- **BRIEF**
In the material below, find every line with "群文阅读素养提升卷" and pull it out.

- **Collection entries**
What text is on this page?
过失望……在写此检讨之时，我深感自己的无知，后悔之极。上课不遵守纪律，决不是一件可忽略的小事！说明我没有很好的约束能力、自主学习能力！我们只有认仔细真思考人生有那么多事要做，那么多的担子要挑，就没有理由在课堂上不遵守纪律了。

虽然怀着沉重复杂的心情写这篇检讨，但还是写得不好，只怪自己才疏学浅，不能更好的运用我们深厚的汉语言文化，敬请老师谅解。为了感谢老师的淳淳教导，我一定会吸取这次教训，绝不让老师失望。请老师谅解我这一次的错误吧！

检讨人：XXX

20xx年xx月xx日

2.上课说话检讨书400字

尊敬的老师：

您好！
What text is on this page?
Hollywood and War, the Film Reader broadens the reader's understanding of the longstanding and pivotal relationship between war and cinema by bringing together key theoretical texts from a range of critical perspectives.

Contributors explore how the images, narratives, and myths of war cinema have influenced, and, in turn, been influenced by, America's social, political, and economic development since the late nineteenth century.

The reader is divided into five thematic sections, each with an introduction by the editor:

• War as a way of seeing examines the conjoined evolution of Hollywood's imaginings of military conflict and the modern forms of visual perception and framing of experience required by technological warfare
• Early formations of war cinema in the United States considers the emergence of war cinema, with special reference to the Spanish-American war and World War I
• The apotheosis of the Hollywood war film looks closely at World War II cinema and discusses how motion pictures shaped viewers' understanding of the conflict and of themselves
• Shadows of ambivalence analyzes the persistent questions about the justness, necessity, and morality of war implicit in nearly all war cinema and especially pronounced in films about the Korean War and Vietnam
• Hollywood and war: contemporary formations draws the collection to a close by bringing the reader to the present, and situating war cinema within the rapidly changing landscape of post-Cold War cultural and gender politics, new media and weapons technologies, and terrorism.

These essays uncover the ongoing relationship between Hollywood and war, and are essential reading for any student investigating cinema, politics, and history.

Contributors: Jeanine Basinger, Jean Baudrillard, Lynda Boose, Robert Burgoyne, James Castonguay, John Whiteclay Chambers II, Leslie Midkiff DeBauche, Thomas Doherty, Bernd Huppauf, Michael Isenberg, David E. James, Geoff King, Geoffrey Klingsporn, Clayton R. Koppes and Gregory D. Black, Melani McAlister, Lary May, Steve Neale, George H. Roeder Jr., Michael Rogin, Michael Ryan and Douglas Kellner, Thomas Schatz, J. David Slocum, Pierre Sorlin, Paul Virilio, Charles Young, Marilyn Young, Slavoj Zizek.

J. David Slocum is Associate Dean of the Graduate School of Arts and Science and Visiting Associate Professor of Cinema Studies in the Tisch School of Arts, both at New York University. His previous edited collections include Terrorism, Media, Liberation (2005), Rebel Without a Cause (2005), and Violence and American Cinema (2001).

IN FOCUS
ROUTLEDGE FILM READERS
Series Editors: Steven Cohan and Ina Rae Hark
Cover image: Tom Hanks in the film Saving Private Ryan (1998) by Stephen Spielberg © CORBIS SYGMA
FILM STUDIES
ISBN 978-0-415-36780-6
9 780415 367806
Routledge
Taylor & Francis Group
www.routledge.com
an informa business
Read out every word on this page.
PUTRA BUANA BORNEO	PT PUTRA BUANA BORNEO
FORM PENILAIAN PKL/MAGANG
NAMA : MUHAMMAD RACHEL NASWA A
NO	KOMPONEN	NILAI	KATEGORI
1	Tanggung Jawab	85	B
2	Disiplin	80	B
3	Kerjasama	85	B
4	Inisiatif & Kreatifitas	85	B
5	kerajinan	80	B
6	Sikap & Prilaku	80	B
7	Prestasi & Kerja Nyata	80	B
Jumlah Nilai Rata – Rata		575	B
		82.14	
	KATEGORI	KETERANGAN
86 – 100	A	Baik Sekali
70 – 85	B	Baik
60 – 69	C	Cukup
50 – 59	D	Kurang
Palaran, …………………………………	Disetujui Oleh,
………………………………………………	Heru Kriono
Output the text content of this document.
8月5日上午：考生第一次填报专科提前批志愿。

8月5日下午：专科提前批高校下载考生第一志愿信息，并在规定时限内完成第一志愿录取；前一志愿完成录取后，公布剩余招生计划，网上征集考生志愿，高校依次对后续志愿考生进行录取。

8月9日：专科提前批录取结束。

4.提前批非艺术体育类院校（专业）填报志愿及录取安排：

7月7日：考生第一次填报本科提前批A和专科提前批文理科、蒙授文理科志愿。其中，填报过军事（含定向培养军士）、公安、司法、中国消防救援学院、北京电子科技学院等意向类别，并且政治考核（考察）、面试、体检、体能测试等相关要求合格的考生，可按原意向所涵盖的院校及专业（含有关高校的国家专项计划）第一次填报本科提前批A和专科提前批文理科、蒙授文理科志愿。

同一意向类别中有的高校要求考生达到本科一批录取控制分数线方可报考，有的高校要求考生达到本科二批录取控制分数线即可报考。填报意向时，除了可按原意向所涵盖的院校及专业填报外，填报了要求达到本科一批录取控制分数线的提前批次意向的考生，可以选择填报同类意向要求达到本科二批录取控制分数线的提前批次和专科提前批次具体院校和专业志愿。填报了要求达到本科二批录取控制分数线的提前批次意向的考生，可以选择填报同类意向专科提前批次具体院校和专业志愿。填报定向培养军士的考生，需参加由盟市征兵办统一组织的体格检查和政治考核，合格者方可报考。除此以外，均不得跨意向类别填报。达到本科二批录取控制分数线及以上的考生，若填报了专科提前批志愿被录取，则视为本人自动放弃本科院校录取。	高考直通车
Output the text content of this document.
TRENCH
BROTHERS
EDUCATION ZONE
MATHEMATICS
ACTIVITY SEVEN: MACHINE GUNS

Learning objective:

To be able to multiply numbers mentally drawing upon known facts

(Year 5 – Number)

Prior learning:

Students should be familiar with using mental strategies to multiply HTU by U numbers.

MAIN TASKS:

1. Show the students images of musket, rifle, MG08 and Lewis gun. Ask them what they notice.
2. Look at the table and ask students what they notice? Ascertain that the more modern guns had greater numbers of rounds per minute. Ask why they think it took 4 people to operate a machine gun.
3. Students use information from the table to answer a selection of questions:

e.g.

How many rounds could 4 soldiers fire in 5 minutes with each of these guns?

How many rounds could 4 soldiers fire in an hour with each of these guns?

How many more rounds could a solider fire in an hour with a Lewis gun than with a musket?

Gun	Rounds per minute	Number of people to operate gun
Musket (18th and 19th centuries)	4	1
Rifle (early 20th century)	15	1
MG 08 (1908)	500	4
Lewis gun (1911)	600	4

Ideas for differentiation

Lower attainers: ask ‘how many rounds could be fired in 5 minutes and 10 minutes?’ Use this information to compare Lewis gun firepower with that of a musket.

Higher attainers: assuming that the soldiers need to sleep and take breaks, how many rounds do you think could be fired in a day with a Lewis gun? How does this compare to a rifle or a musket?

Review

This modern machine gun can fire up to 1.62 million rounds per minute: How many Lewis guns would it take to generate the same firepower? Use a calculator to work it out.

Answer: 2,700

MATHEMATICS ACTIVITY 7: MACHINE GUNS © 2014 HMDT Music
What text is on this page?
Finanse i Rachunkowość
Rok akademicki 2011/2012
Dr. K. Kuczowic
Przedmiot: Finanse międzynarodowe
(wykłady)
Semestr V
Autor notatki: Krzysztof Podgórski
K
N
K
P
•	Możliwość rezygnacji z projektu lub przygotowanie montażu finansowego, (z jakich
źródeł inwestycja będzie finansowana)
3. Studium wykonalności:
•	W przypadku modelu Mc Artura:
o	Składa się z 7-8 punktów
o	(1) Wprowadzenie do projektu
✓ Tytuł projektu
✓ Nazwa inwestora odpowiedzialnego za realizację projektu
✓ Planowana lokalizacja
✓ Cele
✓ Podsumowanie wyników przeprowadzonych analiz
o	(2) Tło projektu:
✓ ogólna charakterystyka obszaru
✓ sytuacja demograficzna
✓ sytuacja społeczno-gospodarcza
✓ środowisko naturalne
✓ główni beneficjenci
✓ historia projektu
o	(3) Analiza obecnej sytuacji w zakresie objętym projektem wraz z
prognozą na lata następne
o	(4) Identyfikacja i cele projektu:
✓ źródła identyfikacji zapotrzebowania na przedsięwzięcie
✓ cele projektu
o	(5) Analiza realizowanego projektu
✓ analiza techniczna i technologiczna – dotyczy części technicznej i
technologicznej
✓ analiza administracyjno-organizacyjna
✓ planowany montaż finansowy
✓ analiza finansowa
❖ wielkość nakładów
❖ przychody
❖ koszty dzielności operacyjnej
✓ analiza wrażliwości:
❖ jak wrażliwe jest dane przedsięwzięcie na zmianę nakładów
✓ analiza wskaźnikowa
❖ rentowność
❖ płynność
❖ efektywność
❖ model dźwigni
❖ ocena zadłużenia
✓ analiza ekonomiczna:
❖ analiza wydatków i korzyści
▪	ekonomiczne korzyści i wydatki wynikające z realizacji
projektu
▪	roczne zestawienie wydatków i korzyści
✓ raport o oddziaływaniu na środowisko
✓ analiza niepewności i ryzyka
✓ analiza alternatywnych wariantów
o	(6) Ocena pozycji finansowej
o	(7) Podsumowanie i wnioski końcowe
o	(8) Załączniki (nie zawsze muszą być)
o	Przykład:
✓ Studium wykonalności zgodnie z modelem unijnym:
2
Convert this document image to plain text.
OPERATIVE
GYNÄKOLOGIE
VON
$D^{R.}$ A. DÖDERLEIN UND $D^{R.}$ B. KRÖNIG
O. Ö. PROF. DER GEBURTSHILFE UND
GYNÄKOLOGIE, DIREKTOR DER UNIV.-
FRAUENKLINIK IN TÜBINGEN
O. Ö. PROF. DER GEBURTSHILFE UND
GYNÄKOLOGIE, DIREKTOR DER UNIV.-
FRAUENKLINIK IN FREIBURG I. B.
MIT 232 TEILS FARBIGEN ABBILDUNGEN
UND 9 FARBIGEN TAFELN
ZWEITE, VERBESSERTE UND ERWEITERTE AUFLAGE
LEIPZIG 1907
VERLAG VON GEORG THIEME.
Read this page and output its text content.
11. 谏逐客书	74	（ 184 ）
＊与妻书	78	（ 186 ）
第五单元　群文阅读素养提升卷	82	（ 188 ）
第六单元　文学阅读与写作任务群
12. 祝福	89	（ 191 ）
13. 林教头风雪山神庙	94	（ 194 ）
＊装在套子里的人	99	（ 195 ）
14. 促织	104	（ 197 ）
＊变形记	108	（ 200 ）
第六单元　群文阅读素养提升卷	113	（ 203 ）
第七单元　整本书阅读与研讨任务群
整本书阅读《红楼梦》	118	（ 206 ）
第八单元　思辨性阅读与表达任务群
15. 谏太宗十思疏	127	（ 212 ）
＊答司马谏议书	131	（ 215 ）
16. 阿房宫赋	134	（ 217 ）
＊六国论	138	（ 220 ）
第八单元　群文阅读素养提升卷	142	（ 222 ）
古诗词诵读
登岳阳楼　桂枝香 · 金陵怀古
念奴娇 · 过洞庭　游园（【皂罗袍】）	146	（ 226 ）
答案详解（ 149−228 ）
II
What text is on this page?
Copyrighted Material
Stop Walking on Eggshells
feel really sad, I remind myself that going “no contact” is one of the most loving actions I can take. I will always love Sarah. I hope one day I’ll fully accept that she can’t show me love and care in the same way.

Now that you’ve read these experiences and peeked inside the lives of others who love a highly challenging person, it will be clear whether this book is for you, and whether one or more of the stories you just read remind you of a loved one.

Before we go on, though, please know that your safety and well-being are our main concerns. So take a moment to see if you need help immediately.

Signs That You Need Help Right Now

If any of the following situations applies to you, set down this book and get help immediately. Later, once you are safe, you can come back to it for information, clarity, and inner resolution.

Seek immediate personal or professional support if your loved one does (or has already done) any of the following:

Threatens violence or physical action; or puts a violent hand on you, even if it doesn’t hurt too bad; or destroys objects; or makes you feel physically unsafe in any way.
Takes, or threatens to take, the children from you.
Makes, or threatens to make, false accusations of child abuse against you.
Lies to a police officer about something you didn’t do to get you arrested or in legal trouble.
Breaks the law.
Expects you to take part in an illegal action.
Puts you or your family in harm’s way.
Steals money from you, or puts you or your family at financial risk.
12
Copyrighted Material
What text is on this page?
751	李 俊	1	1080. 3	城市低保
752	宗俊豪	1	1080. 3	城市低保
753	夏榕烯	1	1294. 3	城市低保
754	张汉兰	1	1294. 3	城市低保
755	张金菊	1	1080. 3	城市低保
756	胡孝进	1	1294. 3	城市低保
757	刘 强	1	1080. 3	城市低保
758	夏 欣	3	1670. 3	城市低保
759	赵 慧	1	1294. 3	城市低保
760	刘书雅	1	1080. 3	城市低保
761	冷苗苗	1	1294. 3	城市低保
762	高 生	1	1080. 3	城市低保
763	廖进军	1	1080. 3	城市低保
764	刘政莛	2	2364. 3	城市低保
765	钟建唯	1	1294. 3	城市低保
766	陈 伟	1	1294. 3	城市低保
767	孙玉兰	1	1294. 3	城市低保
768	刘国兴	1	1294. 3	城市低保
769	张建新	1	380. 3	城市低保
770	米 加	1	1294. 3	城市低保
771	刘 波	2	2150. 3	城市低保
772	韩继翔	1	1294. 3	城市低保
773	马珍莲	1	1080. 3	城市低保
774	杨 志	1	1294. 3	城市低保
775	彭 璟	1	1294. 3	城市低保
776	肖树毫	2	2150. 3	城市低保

- **ANSWER TO THE EXERCISE**
第五单元　群文阅读素养提升卷	82	（ 188 ）
第六单元　群文阅读素养提升卷	113	（ 203 ）
第八单元　群文阅读素养提升卷	142	（ 222 ）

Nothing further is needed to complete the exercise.